**Your goal:** Output an exact reproduction of the data.

★ ★ ★ ★

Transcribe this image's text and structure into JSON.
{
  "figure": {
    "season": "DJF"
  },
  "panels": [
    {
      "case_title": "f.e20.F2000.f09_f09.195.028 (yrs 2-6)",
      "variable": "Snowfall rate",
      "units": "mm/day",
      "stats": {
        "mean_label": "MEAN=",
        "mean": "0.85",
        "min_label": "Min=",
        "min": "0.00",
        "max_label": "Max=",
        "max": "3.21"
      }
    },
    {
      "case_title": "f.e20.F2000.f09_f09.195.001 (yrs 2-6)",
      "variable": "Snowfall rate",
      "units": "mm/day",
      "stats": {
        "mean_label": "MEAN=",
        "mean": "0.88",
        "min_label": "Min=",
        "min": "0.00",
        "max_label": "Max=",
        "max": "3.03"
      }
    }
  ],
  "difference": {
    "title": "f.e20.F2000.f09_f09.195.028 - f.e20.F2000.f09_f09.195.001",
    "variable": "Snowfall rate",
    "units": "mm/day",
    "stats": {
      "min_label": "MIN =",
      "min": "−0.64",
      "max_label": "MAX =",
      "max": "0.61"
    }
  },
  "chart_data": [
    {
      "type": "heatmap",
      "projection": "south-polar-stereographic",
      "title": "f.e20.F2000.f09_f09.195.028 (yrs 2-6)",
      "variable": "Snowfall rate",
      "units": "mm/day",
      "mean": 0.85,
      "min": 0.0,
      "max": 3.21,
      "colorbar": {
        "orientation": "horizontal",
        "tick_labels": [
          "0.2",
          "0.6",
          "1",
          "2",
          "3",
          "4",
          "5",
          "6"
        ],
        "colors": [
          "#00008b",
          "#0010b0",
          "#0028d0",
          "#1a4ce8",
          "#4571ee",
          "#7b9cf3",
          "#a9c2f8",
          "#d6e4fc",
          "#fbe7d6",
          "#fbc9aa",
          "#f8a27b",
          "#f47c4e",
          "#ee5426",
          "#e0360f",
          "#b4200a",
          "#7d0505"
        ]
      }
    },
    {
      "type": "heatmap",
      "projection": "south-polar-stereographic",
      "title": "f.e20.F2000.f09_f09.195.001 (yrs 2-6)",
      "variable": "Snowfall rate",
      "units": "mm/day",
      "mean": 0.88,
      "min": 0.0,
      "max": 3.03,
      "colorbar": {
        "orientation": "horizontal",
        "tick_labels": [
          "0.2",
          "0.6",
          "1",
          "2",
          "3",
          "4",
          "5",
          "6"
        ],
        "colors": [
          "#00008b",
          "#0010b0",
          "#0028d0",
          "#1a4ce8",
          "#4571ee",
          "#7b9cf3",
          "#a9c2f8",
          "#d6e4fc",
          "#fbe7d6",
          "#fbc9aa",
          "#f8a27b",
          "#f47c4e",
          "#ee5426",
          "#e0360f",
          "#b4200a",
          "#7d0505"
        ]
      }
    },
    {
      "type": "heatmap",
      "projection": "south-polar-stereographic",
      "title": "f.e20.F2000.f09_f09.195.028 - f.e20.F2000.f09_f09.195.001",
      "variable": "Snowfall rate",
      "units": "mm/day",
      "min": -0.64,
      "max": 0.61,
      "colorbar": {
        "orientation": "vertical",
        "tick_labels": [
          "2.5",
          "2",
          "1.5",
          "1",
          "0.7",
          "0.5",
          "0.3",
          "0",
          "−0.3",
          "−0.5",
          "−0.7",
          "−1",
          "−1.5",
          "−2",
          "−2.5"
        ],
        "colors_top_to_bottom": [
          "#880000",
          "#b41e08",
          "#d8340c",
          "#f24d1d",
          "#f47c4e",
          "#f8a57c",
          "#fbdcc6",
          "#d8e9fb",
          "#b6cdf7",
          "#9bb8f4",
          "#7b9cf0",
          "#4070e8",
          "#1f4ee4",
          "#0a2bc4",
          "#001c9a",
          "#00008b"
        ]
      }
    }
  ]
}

★ ★ ★ ★

**The output:**
Transcribe this image's text and structure into JSON.
{
  "figure": {
    "season": "DJF"
  },
  "panels": [
    {
      "case_title": "f.e20.F2000.f09_f09.195.028 (yrs 2-6)",
      "variable": "Snowfall rate",
      "units": "mm/day",
      "stats": {
        "mean_label": "MEAN=",
        "mean": "0.85",
        "min_label": "Min=",
        "min": "0.00",
        "max_label": "Max=",
        "max": "3.21"
      }
    },
    {
      "case_title": "f.e20.F2000.f09_f09.195.001 (yrs 2-6)",
      "variable": "Snowfall rate",
      "units": "mm/day",
      "stats": {
        "mean_label": "MEAN=",
        "mean": "0.88",
        "min_label": "Min=",
        "min": "0.00",
        "max_label": "Max=",
        "max": "3.03"
      }
    }
  ],
  "difference": {
    "title": "f.e20.F2000.f09_f09.195.028 - f.e20.F2000.f09_f09.195.001",
    "variable": "Snowfall rate",
    "units": "mm/day",
    "stats": {
      "min_label": "MIN =",
      "min": "−0.64",
      "max_label": "MAX =",
      "max": "0.61"
    }
  },
  "chart_data": [
    {
      "type": "heatmap",
      "projection": "south-polar-stereographic",
      "title": "f.e20.F2000.f09_f09.195.028 (yrs 2-6)",
      "variable": "Snowfall rate",
      "units": "mm/day",
      "mean": 0.85,
      "min": 0.0,
      "max": 3.21,
      "colorbar": {
        "orientation": "horizontal",
        "tick_labels": [
          "0.2",
          "0.6",
          "1",
          "2",
          "3",
          "4",
          "5",
          "6"
        ],
        "colors": [
          "#00008b",
          "#0010b0",
          "#0028d0",
          "#1a4ce8",
          "#4571ee",
          "#7b9cf3",
          "#a9c2f8",
          "#d6e4fc",
          "#fbe7d6",
          "#fbc9aa",
          "#f8a27b",
          "#f47c4e",
          "#ee5426",
          "#e0360f",
          "#b4200a",
          "#7d0505"
        ]
      }
    },
    {
      "type": "heatmap",
      "projection": "south-polar-stereographic",
      "title": "f.e20.F2000.f09_f09.195.001 (yrs 2-6)",
      "variable": "Snowfall rate",
      "units": "mm/day",
      "mean": 0.88,
      "min": 0.0,
      "max": 3.03,
      "colorbar": {
        "orientation": "horizontal",
        "tick_labels": [
          "0.2",
          "0.6",
          "1",
          "2",
          "3",
          "4",
          "5",
          "6"
        ],
        "colors": [
          "#00008b",
          "#0010b0",
          "#0028d0",
          "#1a4ce8",
          "#4571ee",
          "#7b9cf3",
          "#a9c2f8",
          "#d6e4fc",
          "#fbe7d6",
          "#fbc9aa",
          "#f8a27b",
          "#f47c4e",
          "#ee5426",
          "#e0360f",
          "#b4200a",
          "#7d0505"
        ]
      }
    },
    {
      "type": "heatmap",
      "projection": "south-polar-stereographic",
      "title": "f.e20.F2000.f09_f09.195.028 - f.e20.F2000.f09_f09.195.001",
      "variable": "Snowfall rate",
      "units": "mm/day",
      "min": -0.64,
      "max": 0.61,
      "colorbar": {
        "orientation": "vertical",
        "tick_labels": [
          "2.5",
          "2",
          "1.5",
          "1",
          "0.7",
          "0.5",
          "0.3",
          "0",
          "−0.3",
          "−0.5",
          "−0.7",
          "−1",
          "−1.5",
          "−2",
          "−2.5"
        ],
        "colors_top_to_bottom": [
          "#880000",
          "#b41e08",
          "#d8340c",
          "#f24d1d",
          "#f47c4e",
          "#f8a57c",
          "#fbdcc6",
          "#d8e9fb",
          "#b6cdf7",
          "#9bb8f4",
          "#7b9cf0",
          "#4070e8",
          "#1f4ee4",
          "#0a2bc4",
          "#001c9a",
          "#00008b"
        ]
      }
    }
  ]
}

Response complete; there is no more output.